> [Instruction]
Locate the string "Days" in the records below. Copy every line where it occurs.

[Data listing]
_ _ _ _ _ _ _

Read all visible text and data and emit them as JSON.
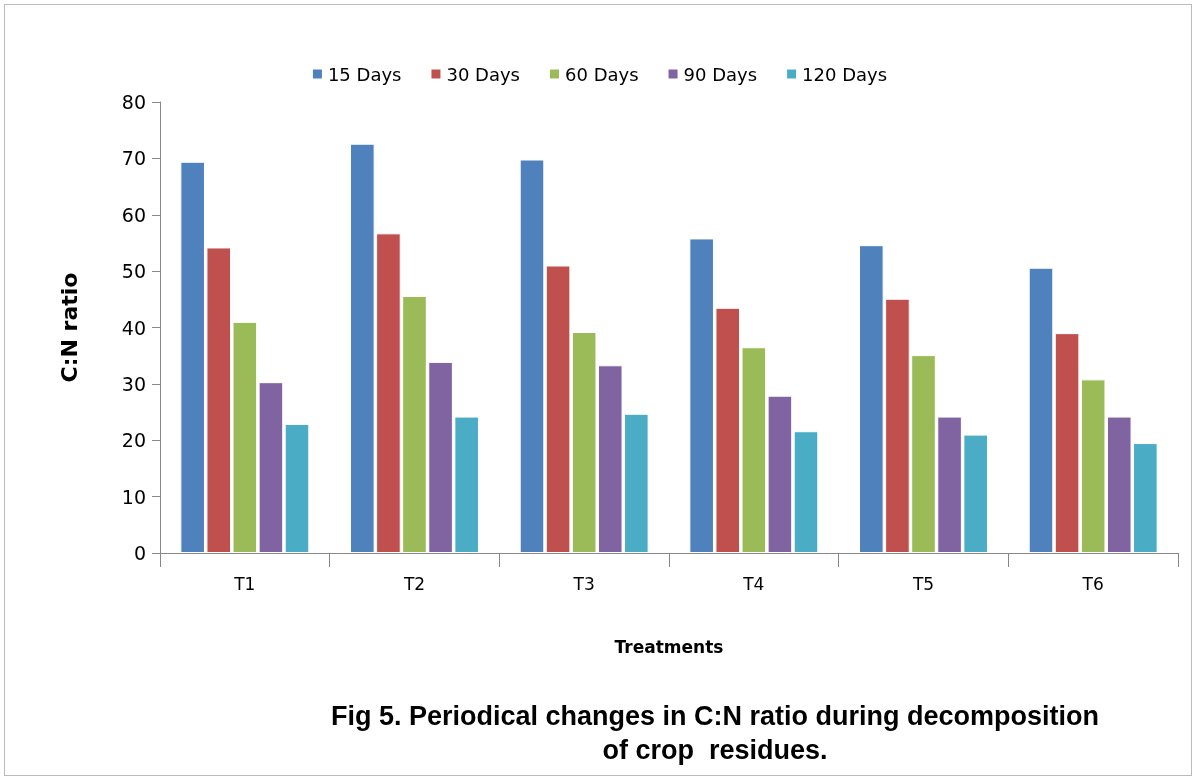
{
  "chart_data": {
    "type": "bar",
    "title": "Fig 5. Periodical changes in C:N ratio during decomposition\nof crop  residues.",
    "xlabel": "Treatments",
    "ylabel": "C:N ratio",
    "categories": [
      "T1",
      "T2",
      "T3",
      "T4",
      "T5",
      "T6"
    ],
    "series": [
      {
        "name": "15 Days",
        "color": "#4f81bd",
        "values": [
          69.4,
          72.6,
          69.8,
          55.8,
          54.6,
          50.6
        ]
      },
      {
        "name": "30 Days",
        "color": "#c0504d",
        "values": [
          54.2,
          56.7,
          51.0,
          43.5,
          45.1,
          39.0
        ]
      },
      {
        "name": "60 Days",
        "color": "#9bbb59",
        "values": [
          41.0,
          45.6,
          39.2,
          36.5,
          35.1,
          30.8
        ]
      },
      {
        "name": "90 Days",
        "color": "#8064a2",
        "values": [
          30.3,
          33.9,
          33.3,
          27.9,
          24.2,
          24.2
        ]
      },
      {
        "name": "120 Days",
        "color": "#4bacc6",
        "values": [
          22.9,
          24.2,
          24.7,
          21.6,
          21.0,
          19.5
        ]
      }
    ],
    "ylim": [
      0,
      80
    ],
    "yticks": [
      0,
      10,
      20,
      30,
      40,
      50,
      60,
      70,
      80
    ],
    "grid": false,
    "legend": "top"
  }
}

_ _ _ _ _ _ _

> [Exercise result]
        "name": "15 Days",
        "name": "30 Days",
        "name": "60 Days",
        "name": "90 Days",
        "name": "120 Days",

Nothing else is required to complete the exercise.